Gather each line of the records where "text" appears.
▽
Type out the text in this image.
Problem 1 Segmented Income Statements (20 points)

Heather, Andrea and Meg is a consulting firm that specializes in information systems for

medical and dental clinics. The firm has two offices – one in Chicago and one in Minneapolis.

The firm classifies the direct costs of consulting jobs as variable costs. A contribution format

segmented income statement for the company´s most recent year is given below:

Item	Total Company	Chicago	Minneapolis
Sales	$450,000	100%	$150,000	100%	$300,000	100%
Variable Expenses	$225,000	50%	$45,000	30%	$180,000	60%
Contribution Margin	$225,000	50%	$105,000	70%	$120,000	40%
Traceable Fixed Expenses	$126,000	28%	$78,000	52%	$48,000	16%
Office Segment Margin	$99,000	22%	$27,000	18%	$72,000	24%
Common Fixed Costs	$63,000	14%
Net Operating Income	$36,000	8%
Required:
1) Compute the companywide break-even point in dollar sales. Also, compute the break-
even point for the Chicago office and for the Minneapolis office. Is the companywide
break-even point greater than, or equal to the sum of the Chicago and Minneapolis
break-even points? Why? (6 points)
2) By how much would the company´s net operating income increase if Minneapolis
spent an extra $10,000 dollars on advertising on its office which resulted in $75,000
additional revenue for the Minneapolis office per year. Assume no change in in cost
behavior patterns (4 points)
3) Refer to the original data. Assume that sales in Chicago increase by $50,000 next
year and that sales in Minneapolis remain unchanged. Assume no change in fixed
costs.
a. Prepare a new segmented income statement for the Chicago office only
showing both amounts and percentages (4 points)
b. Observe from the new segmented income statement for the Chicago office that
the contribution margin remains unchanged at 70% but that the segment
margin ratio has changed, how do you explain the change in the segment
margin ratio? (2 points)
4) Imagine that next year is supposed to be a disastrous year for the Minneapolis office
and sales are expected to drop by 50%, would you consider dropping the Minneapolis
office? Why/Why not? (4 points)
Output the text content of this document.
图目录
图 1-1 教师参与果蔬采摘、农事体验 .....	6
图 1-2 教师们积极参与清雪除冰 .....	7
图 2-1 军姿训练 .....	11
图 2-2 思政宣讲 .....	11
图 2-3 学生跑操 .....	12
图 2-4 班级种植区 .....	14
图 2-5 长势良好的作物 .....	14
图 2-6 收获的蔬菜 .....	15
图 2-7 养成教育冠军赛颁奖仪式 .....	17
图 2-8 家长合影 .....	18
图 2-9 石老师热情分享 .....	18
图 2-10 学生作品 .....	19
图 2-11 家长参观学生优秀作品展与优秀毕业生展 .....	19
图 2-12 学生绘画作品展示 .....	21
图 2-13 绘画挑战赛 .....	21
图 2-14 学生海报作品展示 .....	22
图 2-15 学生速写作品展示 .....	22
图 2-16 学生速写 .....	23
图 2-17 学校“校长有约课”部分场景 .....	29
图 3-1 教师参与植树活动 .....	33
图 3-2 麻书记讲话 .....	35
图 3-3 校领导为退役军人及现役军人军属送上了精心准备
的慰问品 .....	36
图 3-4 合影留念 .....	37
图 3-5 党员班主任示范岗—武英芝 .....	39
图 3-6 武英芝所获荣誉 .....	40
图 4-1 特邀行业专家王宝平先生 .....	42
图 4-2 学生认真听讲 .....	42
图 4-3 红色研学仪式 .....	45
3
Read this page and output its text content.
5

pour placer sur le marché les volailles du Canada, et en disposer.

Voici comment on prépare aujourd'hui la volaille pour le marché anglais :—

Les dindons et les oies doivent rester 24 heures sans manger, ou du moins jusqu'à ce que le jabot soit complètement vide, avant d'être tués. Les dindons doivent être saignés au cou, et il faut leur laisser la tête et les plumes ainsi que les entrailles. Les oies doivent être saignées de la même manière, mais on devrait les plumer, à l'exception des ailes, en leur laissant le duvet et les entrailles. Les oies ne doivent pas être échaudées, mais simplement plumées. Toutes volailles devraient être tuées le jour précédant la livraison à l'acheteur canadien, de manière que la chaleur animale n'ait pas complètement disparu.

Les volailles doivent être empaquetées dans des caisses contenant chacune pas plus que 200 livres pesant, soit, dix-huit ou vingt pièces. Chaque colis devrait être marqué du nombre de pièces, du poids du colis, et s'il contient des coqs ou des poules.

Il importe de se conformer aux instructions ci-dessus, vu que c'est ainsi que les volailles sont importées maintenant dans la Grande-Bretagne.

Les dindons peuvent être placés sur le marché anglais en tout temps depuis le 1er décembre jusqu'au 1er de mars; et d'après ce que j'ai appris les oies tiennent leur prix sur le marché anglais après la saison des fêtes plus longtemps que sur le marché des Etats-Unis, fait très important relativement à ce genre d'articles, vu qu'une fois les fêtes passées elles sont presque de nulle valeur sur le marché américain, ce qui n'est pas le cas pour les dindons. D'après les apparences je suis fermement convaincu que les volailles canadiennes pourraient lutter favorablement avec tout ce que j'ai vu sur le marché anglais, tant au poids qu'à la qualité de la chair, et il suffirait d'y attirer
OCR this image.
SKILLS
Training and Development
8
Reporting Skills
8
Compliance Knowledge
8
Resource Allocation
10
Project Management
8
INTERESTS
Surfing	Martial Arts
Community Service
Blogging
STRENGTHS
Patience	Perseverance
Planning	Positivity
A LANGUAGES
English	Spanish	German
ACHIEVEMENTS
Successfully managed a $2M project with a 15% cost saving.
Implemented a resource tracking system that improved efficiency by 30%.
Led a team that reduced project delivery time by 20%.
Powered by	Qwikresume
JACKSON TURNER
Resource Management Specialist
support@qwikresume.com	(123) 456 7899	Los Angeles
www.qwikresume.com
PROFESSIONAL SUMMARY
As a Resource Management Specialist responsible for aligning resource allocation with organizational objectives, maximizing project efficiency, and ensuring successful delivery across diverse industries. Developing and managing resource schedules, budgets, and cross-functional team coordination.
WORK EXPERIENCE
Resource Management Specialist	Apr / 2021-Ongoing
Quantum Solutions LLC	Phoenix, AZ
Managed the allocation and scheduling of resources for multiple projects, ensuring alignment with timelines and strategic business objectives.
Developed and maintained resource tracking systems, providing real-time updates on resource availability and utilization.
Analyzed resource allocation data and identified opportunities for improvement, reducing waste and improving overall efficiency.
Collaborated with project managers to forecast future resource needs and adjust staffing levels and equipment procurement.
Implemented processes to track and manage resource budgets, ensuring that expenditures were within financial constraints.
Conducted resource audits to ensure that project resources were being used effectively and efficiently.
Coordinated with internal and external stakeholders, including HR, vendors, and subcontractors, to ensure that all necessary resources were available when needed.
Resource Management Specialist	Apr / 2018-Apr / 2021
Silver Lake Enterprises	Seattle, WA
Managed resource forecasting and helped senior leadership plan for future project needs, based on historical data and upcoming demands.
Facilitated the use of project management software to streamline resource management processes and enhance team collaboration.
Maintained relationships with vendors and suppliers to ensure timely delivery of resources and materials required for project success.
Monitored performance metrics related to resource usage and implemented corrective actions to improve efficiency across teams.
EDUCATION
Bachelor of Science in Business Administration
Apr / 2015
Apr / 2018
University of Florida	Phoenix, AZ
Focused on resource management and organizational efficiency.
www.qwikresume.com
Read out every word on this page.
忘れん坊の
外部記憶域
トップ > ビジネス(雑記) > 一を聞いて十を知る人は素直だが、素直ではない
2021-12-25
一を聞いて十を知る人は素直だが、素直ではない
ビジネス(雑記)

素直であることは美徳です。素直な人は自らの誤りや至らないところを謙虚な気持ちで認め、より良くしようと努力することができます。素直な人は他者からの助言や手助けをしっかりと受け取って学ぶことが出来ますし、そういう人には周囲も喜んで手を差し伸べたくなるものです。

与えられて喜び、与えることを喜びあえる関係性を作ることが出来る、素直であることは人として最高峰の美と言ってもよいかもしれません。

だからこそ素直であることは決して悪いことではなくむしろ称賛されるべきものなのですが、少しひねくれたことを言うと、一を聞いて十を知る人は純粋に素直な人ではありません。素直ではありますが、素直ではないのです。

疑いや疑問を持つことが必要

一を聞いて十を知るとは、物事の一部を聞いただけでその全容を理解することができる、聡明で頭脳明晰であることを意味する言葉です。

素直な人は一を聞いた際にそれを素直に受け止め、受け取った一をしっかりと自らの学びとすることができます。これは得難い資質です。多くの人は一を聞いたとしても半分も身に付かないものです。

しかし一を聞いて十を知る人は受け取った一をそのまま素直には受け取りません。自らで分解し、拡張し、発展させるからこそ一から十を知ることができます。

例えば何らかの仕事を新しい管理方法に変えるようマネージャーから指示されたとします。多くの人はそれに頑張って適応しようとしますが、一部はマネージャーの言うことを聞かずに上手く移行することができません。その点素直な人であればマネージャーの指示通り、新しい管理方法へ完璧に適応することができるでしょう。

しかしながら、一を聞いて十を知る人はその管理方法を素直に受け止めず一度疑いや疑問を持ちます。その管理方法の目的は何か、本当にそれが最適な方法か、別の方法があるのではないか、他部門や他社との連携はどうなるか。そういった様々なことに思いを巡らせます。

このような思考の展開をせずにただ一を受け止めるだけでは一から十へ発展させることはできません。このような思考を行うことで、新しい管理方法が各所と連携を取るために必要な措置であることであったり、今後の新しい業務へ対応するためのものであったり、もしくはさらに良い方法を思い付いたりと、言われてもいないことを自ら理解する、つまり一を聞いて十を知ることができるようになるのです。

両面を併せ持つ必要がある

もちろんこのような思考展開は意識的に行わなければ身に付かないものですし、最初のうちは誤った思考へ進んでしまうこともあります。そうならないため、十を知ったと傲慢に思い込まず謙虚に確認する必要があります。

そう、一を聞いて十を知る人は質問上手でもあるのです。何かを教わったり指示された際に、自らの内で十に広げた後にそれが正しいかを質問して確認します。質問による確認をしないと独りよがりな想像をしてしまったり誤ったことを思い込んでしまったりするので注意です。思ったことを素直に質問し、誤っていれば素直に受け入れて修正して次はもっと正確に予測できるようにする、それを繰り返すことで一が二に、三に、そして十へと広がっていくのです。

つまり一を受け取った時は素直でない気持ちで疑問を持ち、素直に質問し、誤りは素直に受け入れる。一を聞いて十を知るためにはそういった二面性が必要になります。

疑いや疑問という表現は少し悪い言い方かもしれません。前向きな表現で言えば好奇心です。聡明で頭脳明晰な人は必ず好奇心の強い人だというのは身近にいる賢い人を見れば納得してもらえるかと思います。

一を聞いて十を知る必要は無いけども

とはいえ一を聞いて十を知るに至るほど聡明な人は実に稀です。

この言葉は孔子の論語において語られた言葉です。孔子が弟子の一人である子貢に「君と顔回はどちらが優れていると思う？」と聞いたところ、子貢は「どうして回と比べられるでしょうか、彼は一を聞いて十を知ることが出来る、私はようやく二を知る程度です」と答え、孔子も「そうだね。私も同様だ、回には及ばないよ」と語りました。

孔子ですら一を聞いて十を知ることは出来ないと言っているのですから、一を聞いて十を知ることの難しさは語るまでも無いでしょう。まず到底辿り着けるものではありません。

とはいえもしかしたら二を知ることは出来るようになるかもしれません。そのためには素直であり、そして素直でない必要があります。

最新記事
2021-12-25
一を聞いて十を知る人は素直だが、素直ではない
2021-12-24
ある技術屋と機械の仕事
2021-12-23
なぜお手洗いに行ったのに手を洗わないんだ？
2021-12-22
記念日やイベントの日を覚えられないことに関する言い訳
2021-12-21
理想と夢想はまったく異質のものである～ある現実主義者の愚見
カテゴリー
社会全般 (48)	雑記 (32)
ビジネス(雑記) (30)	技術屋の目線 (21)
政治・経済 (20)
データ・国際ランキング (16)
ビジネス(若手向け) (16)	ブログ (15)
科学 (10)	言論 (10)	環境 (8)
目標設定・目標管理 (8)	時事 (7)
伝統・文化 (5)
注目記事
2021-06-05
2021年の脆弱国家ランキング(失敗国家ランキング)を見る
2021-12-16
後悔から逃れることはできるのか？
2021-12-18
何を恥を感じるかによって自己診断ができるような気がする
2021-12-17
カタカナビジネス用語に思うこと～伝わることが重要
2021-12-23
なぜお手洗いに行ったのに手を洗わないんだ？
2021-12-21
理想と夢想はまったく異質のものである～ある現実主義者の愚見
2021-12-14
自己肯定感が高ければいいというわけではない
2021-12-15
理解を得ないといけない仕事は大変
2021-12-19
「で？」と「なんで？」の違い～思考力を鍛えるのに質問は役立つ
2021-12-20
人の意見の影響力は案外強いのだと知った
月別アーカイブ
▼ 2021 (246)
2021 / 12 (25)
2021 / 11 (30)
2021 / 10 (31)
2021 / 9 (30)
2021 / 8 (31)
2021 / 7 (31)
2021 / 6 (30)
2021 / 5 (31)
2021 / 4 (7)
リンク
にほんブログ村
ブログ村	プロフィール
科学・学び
△
**CORRECT RESULT:**
Type out the text in this image.
Output the text content of this document.
Read this page and output its text content.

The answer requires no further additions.